一方、そのビリーという主人公に選ばれた4人の子役は、2歳から5歳までの間にバレエを始め、賞を取るほどまでにバレエを学べる環境で過ごし、海外で留学経験のある子もいた。4人の中にはビリーのオーディションを受けないかと誘われた子もいたようだ。
その子たちの何を知っているかというと何も知らないに等しい訳だけど、ビリーより恵まれている子たちだと思う。そういう意味では、いつかまた『ビリー・エリオット』が再演する時には、ビリーと同じように未経験だけど光るものがある子を見つけ出して輝かせてほしい。
瞳子さん(安蘭けい)はいつだって最高
いやもう本当に言葉では言い表せないくらい、瞳子さんの演技は素晴らしい。瞳子さんの輝きが強過ぎるもので、ラストのチュチュを着た瞳子さんに目を奪われたのは、私だけではないと思う。
初めて知ったのは今年2024年3〜5月に上演された『カムフロムアウェイ』だから、つい最近のようなものだけど、最近はありがたいことに文明の利器によって過去の瞳子さんを知ることができる。そこに映る瞳子さんは本当に魅力的で、もうリピート再生しまくり。
話がずれてしまったが、瞳子さんは役を役としてではなく、ウィルキンソン先生そのものとして生きているように感じられるから大好き。妊娠でバレエでの活躍を諦めざるを得なかった母親であり、ダメな夫の妻という役割からも、炭鉱の街からも抜け出せず、バレエガールズの先生として小銭を稼ぐしかなかった。そんなウィルキンソン先生そのものだった。瞳子さんのことが好きになりすぎて、色んな作品に出られている瞳子さんの動画を観てきた上で今回が2度目の生観劇となったけれど、『カムフロムアウェイ』で演じられた役の1つにはウィルキンソン先生と同じようなつっけんどんな口調の役があった。しかし、休憩時間中も過去の瞳子さんが頭によぎることは無かったのも凄いと思う。不可能な願いだけど、何人もの瞳子さんが色んな役で登場して活躍する舞台が見てみたい。
『The Letter』の歌を通して、ウィルキンソン先生の良さはもう随分語ったけれど、まだある。ウィルキンソン先生は子どもの頃に憧れていたお姉さんのような雰囲気を持っている気がした。年齢的にはお姉さんというよりもおばさんの役ではあるが、気だるげでクールな雰囲気を漂わせていることも相まって少しドキッとする色気を感じる。瞳子さんのインスタの投稿やインタビュー記事を見ると、瞳子さん自身は生命力に溢れた方というイメージなんだけれど、舞台に立つと変化するギャップが本当に魅力的。せっかくなので別の作品だが、指の先まで美しい瞳子さんの魅力が詰まった稽古動画を紹介する。

* [課題内容]:
上のページ抜粋を3文で要約してください。

* [元データ]:

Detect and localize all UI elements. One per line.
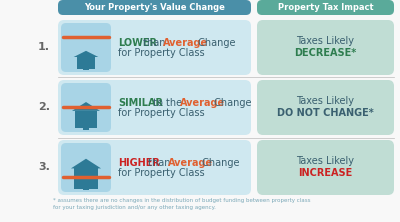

* [解答]:
ビリー役に選ばれた4人の子役は、2歳から5歳までの間にバレエを始め、賞を取るほどまでに学べる環境で過ごしていました。筆者は、再演の際にはビリーと同じように未経験でも光るものがある子を見つけ出してほしいと述べています。また、瞳子さん(安蘭けい)は役を役としてではなくウィルキンソン先生そのものとして生きているように感じられ、生命力に溢れた本人が舞台に立つと気だるげでクールな雰囲気に変化するギャップが魅力的だと筆者は評しています。